WHAT YOU ARE ASKED TO DO →
Look through the listing for the word "foot". Copy each line that has it.

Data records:

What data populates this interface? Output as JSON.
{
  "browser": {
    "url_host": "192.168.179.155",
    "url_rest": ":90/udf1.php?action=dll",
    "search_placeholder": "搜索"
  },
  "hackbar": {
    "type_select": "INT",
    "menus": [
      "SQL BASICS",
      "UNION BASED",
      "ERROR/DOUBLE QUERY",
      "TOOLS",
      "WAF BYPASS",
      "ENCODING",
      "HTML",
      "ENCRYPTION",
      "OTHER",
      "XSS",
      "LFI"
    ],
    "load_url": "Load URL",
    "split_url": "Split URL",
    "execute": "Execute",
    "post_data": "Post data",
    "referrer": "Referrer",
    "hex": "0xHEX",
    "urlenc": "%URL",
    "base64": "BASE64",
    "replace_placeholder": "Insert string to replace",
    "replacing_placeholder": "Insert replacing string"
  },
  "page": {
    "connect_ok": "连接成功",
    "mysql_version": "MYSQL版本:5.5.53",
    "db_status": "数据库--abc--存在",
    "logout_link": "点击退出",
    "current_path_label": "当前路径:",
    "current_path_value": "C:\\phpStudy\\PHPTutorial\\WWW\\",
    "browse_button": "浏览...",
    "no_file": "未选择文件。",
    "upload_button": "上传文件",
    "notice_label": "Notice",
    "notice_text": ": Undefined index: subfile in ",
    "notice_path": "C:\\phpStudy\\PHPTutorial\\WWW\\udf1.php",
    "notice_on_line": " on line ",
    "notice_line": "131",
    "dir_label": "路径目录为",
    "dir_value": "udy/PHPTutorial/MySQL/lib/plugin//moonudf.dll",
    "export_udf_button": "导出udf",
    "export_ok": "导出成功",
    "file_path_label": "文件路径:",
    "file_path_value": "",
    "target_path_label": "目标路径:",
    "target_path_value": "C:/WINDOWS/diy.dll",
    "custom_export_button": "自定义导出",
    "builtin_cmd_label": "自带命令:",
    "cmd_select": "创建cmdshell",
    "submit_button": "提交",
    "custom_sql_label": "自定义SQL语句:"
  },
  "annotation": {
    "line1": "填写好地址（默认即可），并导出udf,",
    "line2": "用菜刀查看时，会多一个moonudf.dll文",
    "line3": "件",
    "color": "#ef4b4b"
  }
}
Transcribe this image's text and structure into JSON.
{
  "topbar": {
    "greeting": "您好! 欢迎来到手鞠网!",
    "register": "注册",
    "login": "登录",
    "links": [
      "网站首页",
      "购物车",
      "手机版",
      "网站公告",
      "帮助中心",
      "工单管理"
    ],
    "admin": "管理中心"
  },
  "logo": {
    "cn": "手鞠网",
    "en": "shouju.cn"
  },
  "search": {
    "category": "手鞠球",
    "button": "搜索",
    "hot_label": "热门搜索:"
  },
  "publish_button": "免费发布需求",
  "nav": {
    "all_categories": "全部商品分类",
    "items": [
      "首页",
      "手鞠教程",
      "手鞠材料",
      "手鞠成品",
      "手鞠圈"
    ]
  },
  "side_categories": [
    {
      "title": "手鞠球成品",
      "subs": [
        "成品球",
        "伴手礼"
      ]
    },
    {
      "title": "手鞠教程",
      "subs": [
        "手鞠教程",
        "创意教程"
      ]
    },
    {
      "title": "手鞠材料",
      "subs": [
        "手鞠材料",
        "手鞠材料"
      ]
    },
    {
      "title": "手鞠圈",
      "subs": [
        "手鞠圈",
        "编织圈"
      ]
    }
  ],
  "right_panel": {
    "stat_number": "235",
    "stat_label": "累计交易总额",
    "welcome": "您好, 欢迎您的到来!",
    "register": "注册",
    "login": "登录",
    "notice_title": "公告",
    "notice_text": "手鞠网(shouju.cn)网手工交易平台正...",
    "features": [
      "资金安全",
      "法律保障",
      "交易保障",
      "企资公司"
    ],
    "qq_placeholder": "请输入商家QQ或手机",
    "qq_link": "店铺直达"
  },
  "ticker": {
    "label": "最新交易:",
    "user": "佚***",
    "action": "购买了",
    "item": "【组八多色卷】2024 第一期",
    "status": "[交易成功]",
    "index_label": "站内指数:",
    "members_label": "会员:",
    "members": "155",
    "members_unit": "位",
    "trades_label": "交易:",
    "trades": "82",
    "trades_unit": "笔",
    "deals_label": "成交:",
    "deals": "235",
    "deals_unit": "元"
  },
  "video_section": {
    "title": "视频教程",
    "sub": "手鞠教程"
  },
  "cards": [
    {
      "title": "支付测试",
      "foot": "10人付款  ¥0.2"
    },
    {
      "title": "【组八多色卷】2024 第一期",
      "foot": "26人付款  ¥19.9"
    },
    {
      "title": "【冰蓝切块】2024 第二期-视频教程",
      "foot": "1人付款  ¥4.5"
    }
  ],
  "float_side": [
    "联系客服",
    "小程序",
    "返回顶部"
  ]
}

WORKED ANSWER →
      "foot": "10人付款  ¥0.2"
      "foot": "26人付款  ¥19.9"
      "foot": "1人付款  ¥4.5"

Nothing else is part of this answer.